# [YOUR OBJECTIVE]
Output all the entries word for word. Omit the pictures.

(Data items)
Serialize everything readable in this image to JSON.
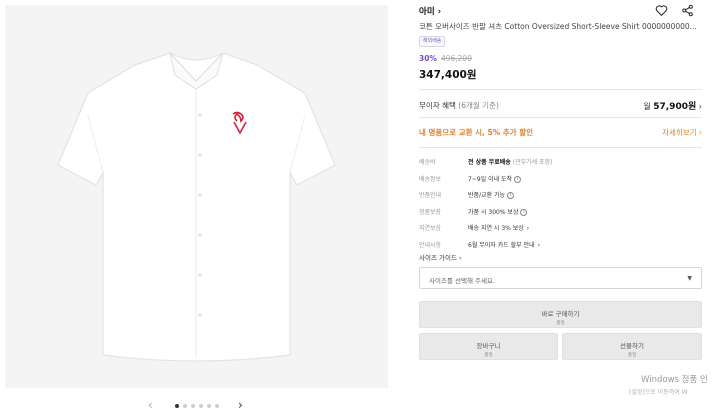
{
  "product": {
    "brand": "아미",
    "brand_chevron": "›",
    "title": "코튼 오버사이즈 반팔 셔츠 Cotton Oversized Short-Sleeve Shirt 0000000000...",
    "tag": "해외배송",
    "discount": "30%",
    "original_price": "496,200",
    "price": "347,400원"
  },
  "gallery": {
    "prev": "‹",
    "next": "›",
    "dot_count": 6,
    "active_dot": 0
  },
  "installment": {
    "label": "무이자 혜택",
    "sub": "(6개월 기준)",
    "prefix": "월",
    "amount": "57,900원",
    "chevron": "›"
  },
  "promo": {
    "text": "내 명품으로 교환 시, 5% 추가 할인",
    "link": "자세히보기 ›"
  },
  "specs": [
    {
      "key": "배송비",
      "value": "전 상품 무료배송",
      "sub": "(관부가세 포함)",
      "suffix": ""
    },
    {
      "key": "배송정보",
      "value": "7~9일 이내 도착",
      "sub": "",
      "suffix": "i"
    },
    {
      "key": "반품안내",
      "value": "반품/교환 가능",
      "sub": "",
      "suffix": "i"
    },
    {
      "key": "정품보장",
      "value": "가품 시 300% 보상",
      "sub": "",
      "suffix": "i"
    },
    {
      "key": "지연보상",
      "value": "배송 지연 시 3% 보상",
      "sub": "",
      "suffix": "›"
    },
    {
      "key": "안내사항",
      "value": "6월 무이자 카드 할부 안내",
      "sub": "",
      "suffix": "›"
    }
  ],
  "size": {
    "guide": "사이즈 가이드 ›",
    "placeholder": "사이즈를 선택해 주세요.",
    "arrow": "▼"
  },
  "buttons": {
    "buy": "바로 구매하기",
    "buy_sub": "품절",
    "cart": "장바구니",
    "cart_sub": "품절",
    "gift": "선물하기",
    "gift_sub": "품절"
  },
  "watermark": {
    "line1": "Windows 정품 인",
    "line2": "[설정]으로 이동하여 W"
  },
  "colors": {
    "accent_purple": "#7b4bd1",
    "promo_orange": "#d9822b",
    "logo_red": "#d4213d"
  },
  "icons": [
    "heart-icon",
    "share-icon",
    "info-icon",
    "chevron-right-icon",
    "dropdown-arrow-icon"
  ]
}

# [WORKED ANSWER]
Serialize everything readable in this image to JSON.
{
  "product": {
    "brand": "아미",
    "brand_chevron": "›",
    "title": "코튼 오버사이즈 반팔 셔츠 Cotton Oversized Short-Sleeve Shirt 0000000000...",
    "tag": "해외배송",
    "discount": "30%",
    "original_price": "496,200",
    "price": "347,400원"
  },
  "gallery": {
    "prev": "‹",
    "next": "›",
    "dot_count": 6,
    "active_dot": 0
  },
  "installment": {
    "label": "무이자 혜택",
    "sub": "(6개월 기준)",
    "prefix": "월",
    "amount": "57,900원",
    "chevron": "›"
  },
  "promo": {
    "text": "내 명품으로 교환 시, 5% 추가 할인",
    "link": "자세히보기 ›"
  },
  "specs": [
    {
      "key": "배송비",
      "value": "전 상품 무료배송",
      "sub": "(관부가세 포함)",
      "suffix": ""
    },
    {
      "key": "배송정보",
      "value": "7~9일 이내 도착",
      "sub": "",
      "suffix": "i"
    },
    {
      "key": "반품안내",
      "value": "반품/교환 가능",
      "sub": "",
      "suffix": "i"
    },
    {
      "key": "정품보장",
      "value": "가품 시 300% 보상",
      "sub": "",
      "suffix": "i"
    },
    {
      "key": "지연보상",
      "value": "배송 지연 시 3% 보상",
      "sub": "",
      "suffix": "›"
    },
    {
      "key": "안내사항",
      "value": "6월 무이자 카드 할부 안내",
      "sub": "",
      "suffix": "›"
    }
  ],
  "size": {
    "guide": "사이즈 가이드 ›",
    "placeholder": "사이즈를 선택해 주세요.",
    "arrow": "▼"
  },
  "buttons": {
    "buy": "바로 구매하기",
    "buy_sub": "품절",
    "cart": "장바구니",
    "cart_sub": "품절",
    "gift": "선물하기",
    "gift_sub": "품절"
  },
  "watermark": {
    "line1": "Windows 정품 인",
    "line2": "[설정]으로 이동하여 W"
  },
  "colors": {
    "accent_purple": "#7b4bd1",
    "promo_orange": "#d9822b",
    "logo_red": "#d4213d"
  },
  "icons": [
    "heart-icon",
    "share-icon",
    "info-icon",
    "chevron-right-icon",
    "dropdown-arrow-icon"
  ]
}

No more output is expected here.